Extracted records:
□ □ □ □ □
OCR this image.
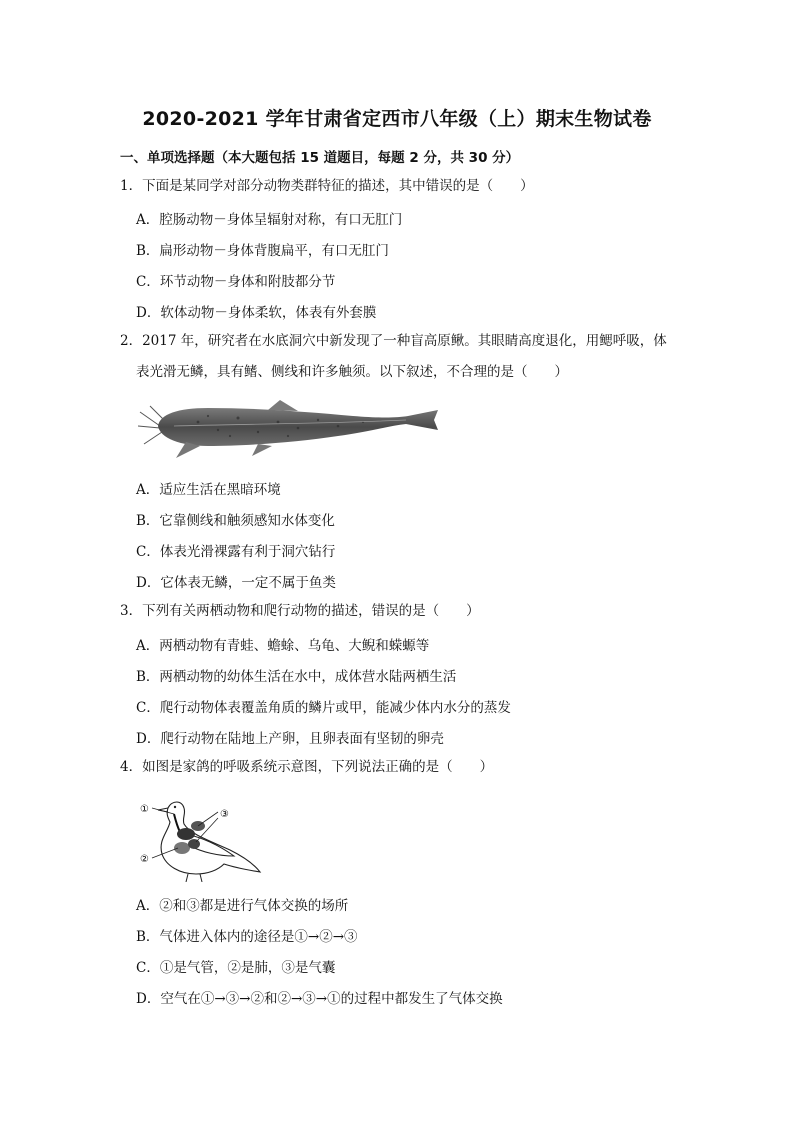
2020-2021 学年甘肃省定西市八年级（上）期末生物试卷
一、单项选择题（本大题包括 15 道题目，每题 2 分，共 30 分）
1．下面是某同学对部分动物类群特征的描述，其中错误的是（　　）
A．腔肠动物－身体呈辐射对称，有口无肛门
B．扁形动物－身体背腹扁平，有口无肛门
C．环节动物－身体和附肢都分节
D．软体动物－身体柔软，体表有外套膜
2．2017 年，研究者在水底洞穴中新发现了一种盲高原鳅。其眼睛高度退化，用鳃呼吸，体
表光滑无鳞，具有鳍、侧线和许多触须。以下叙述，不合理的是（　　）
A．适应生活在黑暗环境
B．它靠侧线和触须感知水体变化
C．体表光滑裸露有利于洞穴钻行
D．它体表无鳞，一定不属于鱼类
3．下列有关两栖动物和爬行动物的描述，错误的是（　　）
A．两栖动物有青蛙、蟾蜍、乌龟、大鲵和蝾螈等
B．两栖动物的幼体生活在水中，成体营水陆两栖生活
C．爬行动物体表覆盖角质的鳞片或甲，能减少体内水分的蒸发
D．爬行动物在陆地上产卵，且卵表面有坚韧的卵壳
4．如图是家鸽的呼吸系统示意图，下列说法正确的是（　　）
①
②
③
A．②和③都是进行气体交换的场所
B．气体进入体内的途径是①→②→③
C．①是气管，②是肺，③是气囊
D．空气在①→③→②和②→③→①的过程中都发生了气体交换
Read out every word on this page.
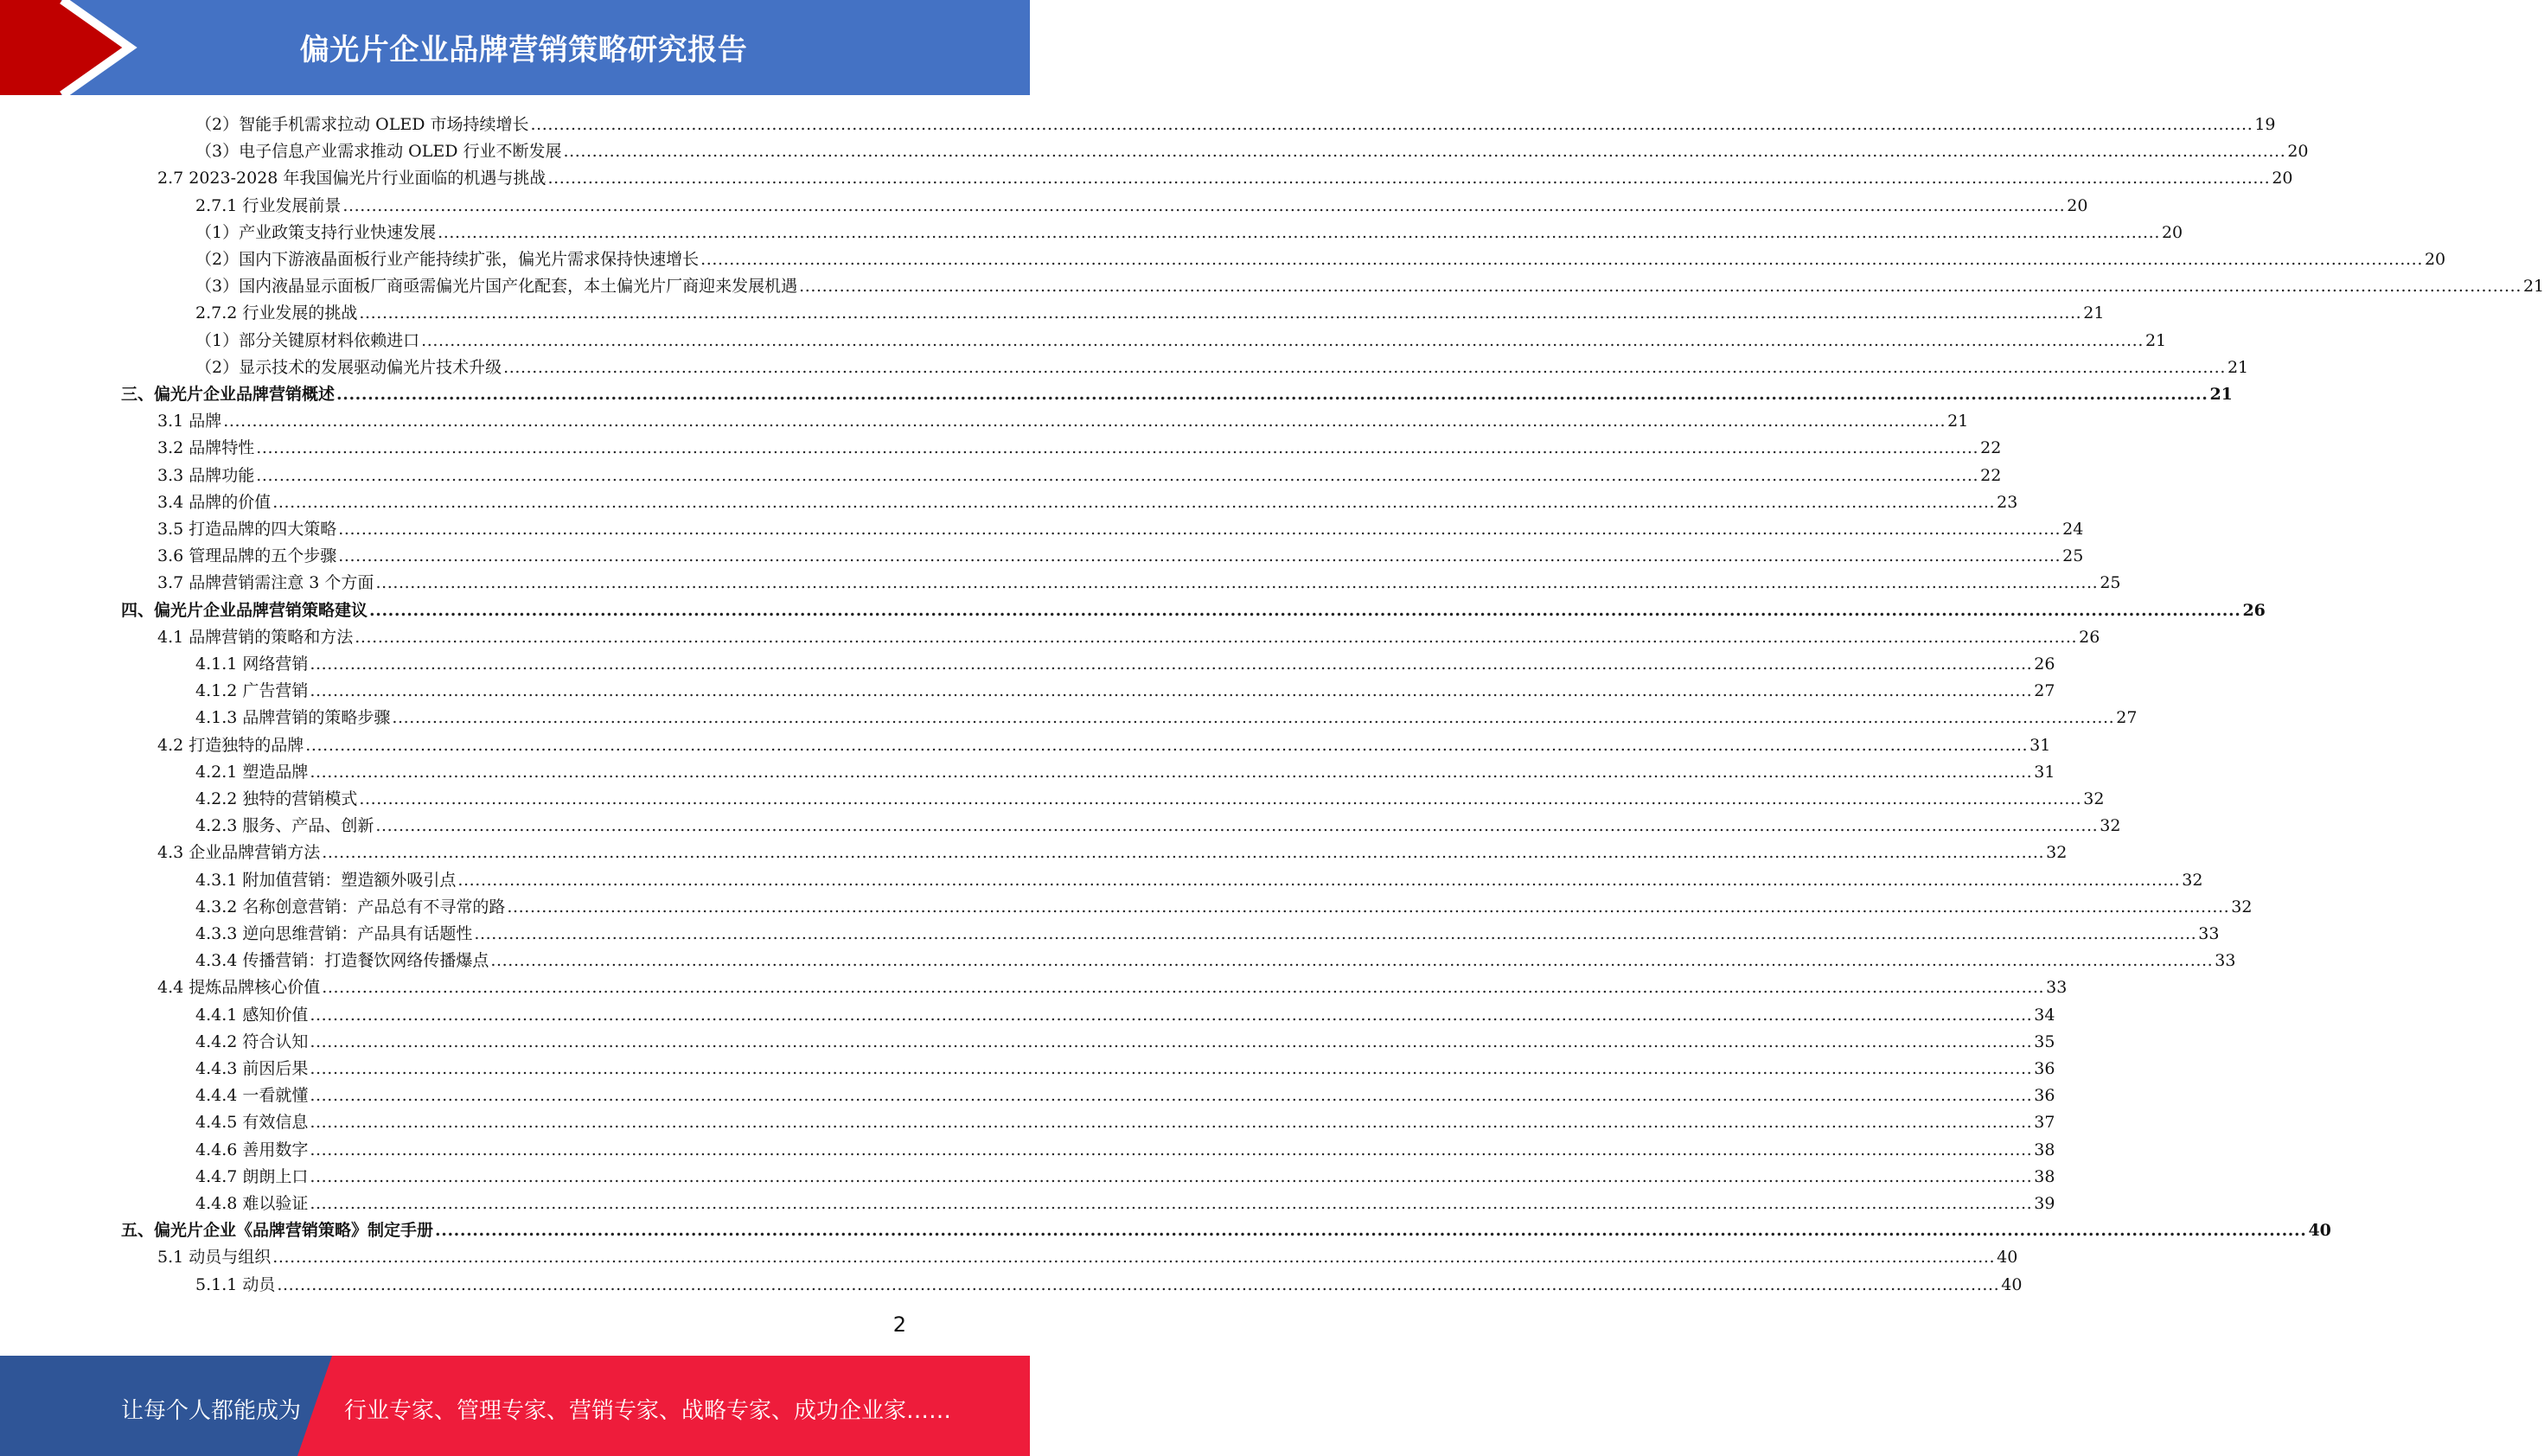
偏光片企业品牌营销策略研究报告
（2）智能手机需求拉动 OLED 市场持续增长 ............................................................................................................................................................................................................................................................................................................ 19
（3）电子信息产业需求推动 OLED 行业不断发展 ............................................................................................................................................................................................................................................................................................................ 20
2.7 2023-2028 年我国偏光片行业面临的机遇与挑战 ............................................................................................................................................................................................................................................................................................................ 20
2.7.1 行业发展前景 ............................................................................................................................................................................................................................................................................................................ 20
（1）产业政策支持行业快速发展 ............................................................................................................................................................................................................................................................................................................ 20
（2）国内下游液晶面板行业产能持续扩张，偏光片需求保持快速增长 ............................................................................................................................................................................................................................................................................................................ 20
（3）国内液晶显示面板厂商亟需偏光片国产化配套，本土偏光片厂商迎来发展机遇 ............................................................................................................................................................................................................................................................................................................ 21
2.7.2 行业发展的挑战 ............................................................................................................................................................................................................................................................................................................ 21
（1）部分关键原材料依赖进口 ............................................................................................................................................................................................................................................................................................................ 21
（2）显示技术的发展驱动偏光片技术升级 ............................................................................................................................................................................................................................................................................................................ 21
三、偏光片企业品牌营销概述 ............................................................................................................................................................................................................................................................................................................ 21
3.1 品牌 ............................................................................................................................................................................................................................................................................................................ 21
3.2 品牌特性 ............................................................................................................................................................................................................................................................................................................ 22
3.3 品牌功能 ............................................................................................................................................................................................................................................................................................................ 22
3.4 品牌的价值 ............................................................................................................................................................................................................................................................................................................ 23
3.5 打造品牌的四大策略 ............................................................................................................................................................................................................................................................................................................ 24
3.6 管理品牌的五个步骤 ............................................................................................................................................................................................................................................................................................................ 25
3.7 品牌营销需注意 3 个方面 ............................................................................................................................................................................................................................................................................................................ 25
四、偏光片企业品牌营销策略建议 ............................................................................................................................................................................................................................................................................................................ 26
4.1 品牌营销的策略和方法 ............................................................................................................................................................................................................................................................................................................ 26
4.1.1 网络营销 ............................................................................................................................................................................................................................................................................................................ 26
4.1.2 广告营销 ............................................................................................................................................................................................................................................................................................................ 27
4.1.3 品牌营销的策略步骤 ............................................................................................................................................................................................................................................................................................................ 27
4.2 打造独特的品牌 ............................................................................................................................................................................................................................................................................................................ 31
4.2.1 塑造品牌 ............................................................................................................................................................................................................................................................................................................ 31
4.2.2 独特的营销模式 ............................................................................................................................................................................................................................................................................................................ 32
4.2.3 服务、产品、创新 ............................................................................................................................................................................................................................................................................................................ 32
4.3 企业品牌营销方法 ............................................................................................................................................................................................................................................................................................................ 32
4.3.1 附加值营销：塑造额外吸引点 ............................................................................................................................................................................................................................................................................................................ 32
4.3.2 名称创意营销：产品总有不寻常的路 ............................................................................................................................................................................................................................................................................................................ 32
4.3.3 逆向思维营销：产品具有话题性 ............................................................................................................................................................................................................................................................................................................ 33
4.3.4 传播营销：打造餐饮网络传播爆点 ............................................................................................................................................................................................................................................................................................................ 33
4.4 提炼品牌核心价值 ............................................................................................................................................................................................................................................................................................................ 33
4.4.1 感知价值 ............................................................................................................................................................................................................................................................................................................ 34
4.4.2 符合认知 ............................................................................................................................................................................................................................................................................................................ 35
4.4.3 前因后果 ............................................................................................................................................................................................................................................................................................................ 36
4.4.4 一看就懂 ............................................................................................................................................................................................................................................................................................................ 36
4.4.5 有效信息 ............................................................................................................................................................................................................................................................................................................ 37
4.4.6 善用数字 ............................................................................................................................................................................................................................................................................................................ 38
4.4.7 朗朗上口 ............................................................................................................................................................................................................................................................................................................ 38
4.4.8 难以验证 ............................................................................................................................................................................................................................................................................................................ 39
五、偏光片企业《品牌营销策略》制定手册 ............................................................................................................................................................................................................................................................................................................ 40
5.1 动员与组织 ............................................................................................................................................................................................................................................................................................................ 40
5.1.1 动员 ............................................................................................................................................................................................................................................................................................................ 40
2
让每个人都能成为 行业专家、管理专家、营销专家、战略专家、成功企业家……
□ □ □ □ □
• Goal: The records above are to be restated exactly, without their pictures.

• Task solution:
OCR this image.
2020-2021 学年甘肃省定西市八年级（上）期末生物试卷
一、单项选择题（本大题包括 15 道题目，每题 2 分，共 30 分）
1．下面是某同学对部分动物类群特征的描述，其中错误的是（　　）
A．腔肠动物－身体呈辐射对称，有口无肛门
B．扁形动物－身体背腹扁平，有口无肛门
C．环节动物－身体和附肢都分节
D．软体动物－身体柔软，体表有外套膜
2．2017 年，研究者在水底洞穴中新发现了一种盲高原鳅。其眼睛高度退化，用鳃呼吸，体
表光滑无鳞，具有鳍、侧线和许多触须。以下叙述，不合理的是（　　）
A．适应生活在黑暗环境
B．它靠侧线和触须感知水体变化
C．体表光滑裸露有利于洞穴钻行
D．它体表无鳞，一定不属于鱼类
3．下列有关两栖动物和爬行动物的描述，错误的是（　　）
A．两栖动物有青蛙、蟾蜍、乌龟、大鲵和蝾螈等
B．两栖动物的幼体生活在水中，成体营水陆两栖生活
C．爬行动物体表覆盖角质的鳞片或甲，能减少体内水分的蒸发
D．爬行动物在陆地上产卵，且卵表面有坚韧的卵壳
4．如图是家鸽的呼吸系统示意图，下列说法正确的是（　　）
①
②
③
A．②和③都是进行气体交换的场所
B．气体进入体内的途径是①→②→③
C．①是气管，②是肺，③是气囊
D．空气在①→③→②和②→③→①的过程中都发生了气体交换
Read out every word on this page.
偏光片企业品牌营销策略研究报告
（2）智能手机需求拉动 OLED 市场持续增长 ............................................................................................................................................................................................................................................................................................................ 19
（3）电子信息产业需求推动 OLED 行业不断发展 ............................................................................................................................................................................................................................................................................................................ 20
2.7 2023-2028 年我国偏光片行业面临的机遇与挑战 ............................................................................................................................................................................................................................................................................................................ 20
2.7.1 行业发展前景 ............................................................................................................................................................................................................................................................................................................ 20
（1）产业政策支持行业快速发展 ............................................................................................................................................................................................................................................................................................................ 20
（2）国内下游液晶面板行业产能持续扩张，偏光片需求保持快速增长 ............................................................................................................................................................................................................................................................................................................ 20
（3）国内液晶显示面板厂商亟需偏光片国产化配套，本土偏光片厂商迎来发展机遇 ............................................................................................................................................................................................................................................................................................................ 21
2.7.2 行业发展的挑战 ............................................................................................................................................................................................................................................................................................................ 21
（1）部分关键原材料依赖进口 ............................................................................................................................................................................................................................................................................................................ 21
（2）显示技术的发展驱动偏光片技术升级 ............................................................................................................................................................................................................................................................................................................ 21
三、偏光片企业品牌营销概述 ............................................................................................................................................................................................................................................................................................................ 21
3.1 品牌 ............................................................................................................................................................................................................................................................................................................ 21
3.2 品牌特性 ............................................................................................................................................................................................................................................................................................................ 22
3.3 品牌功能 ............................................................................................................................................................................................................................................................................................................ 22
3.4 品牌的价值 ............................................................................................................................................................................................................................................................................................................ 23
3.5 打造品牌的四大策略 ............................................................................................................................................................................................................................................................................................................ 24
3.6 管理品牌的五个步骤 ............................................................................................................................................................................................................................................................................................................ 25
3.7 品牌营销需注意 3 个方面 ............................................................................................................................................................................................................................................................................................................ 25
四、偏光片企业品牌营销策略建议 ............................................................................................................................................................................................................................................................................................................ 26
4.1 品牌营销的策略和方法 ............................................................................................................................................................................................................................................................................................................ 26
4.1.1 网络营销 ............................................................................................................................................................................................................................................................................................................ 26
4.1.2 广告营销 ............................................................................................................................................................................................................................................................................................................ 27
4.1.3 品牌营销的策略步骤 ............................................................................................................................................................................................................................................................................................................ 27
4.2 打造独特的品牌 ............................................................................................................................................................................................................................................................................................................ 31
4.2.1 塑造品牌 ............................................................................................................................................................................................................................................................................................................ 31
4.2.2 独特的营销模式 ............................................................................................................................................................................................................................................................................................................ 32
4.2.3 服务、产品、创新 ............................................................................................................................................................................................................................................................................................................ 32
4.3 企业品牌营销方法 ............................................................................................................................................................................................................................................................................................................ 32
4.3.1 附加值营销：塑造额外吸引点 ............................................................................................................................................................................................................................................................................................................ 32
4.3.2 名称创意营销：产品总有不寻常的路 ............................................................................................................................................................................................................................................................................................................ 32
4.3.3 逆向思维营销：产品具有话题性 ............................................................................................................................................................................................................................................................................................................ 33
4.3.4 传播营销：打造餐饮网络传播爆点 ............................................................................................................................................................................................................................................................................................................ 33
4.4 提炼品牌核心价值 ............................................................................................................................................................................................................................................................................................................ 33
4.4.1 感知价值 ............................................................................................................................................................................................................................................................................................................ 34
4.4.2 符合认知 ............................................................................................................................................................................................................................................................................................................ 35
4.4.3 前因后果 ............................................................................................................................................................................................................................................................................................................ 36
4.4.4 一看就懂 ............................................................................................................................................................................................................................................................................................................ 36
4.4.5 有效信息 ............................................................................................................................................................................................................................................................................................................ 37
4.4.6 善用数字 ............................................................................................................................................................................................................................................................................................................ 38
4.4.7 朗朗上口 ............................................................................................................................................................................................................................................................................................................ 38
4.4.8 难以验证 ............................................................................................................................................................................................................................................................................................................ 39
五、偏光片企业《品牌营销策略》制定手册 ............................................................................................................................................................................................................................................................................................................ 40
5.1 动员与组织 ............................................................................................................................................................................................................................................................................................................ 40
5.1.1 动员 ............................................................................................................................................................................................................................................................................................................ 40
2
让每个人都能成为 行业专家、管理专家、营销专家、战略专家、成功企业家……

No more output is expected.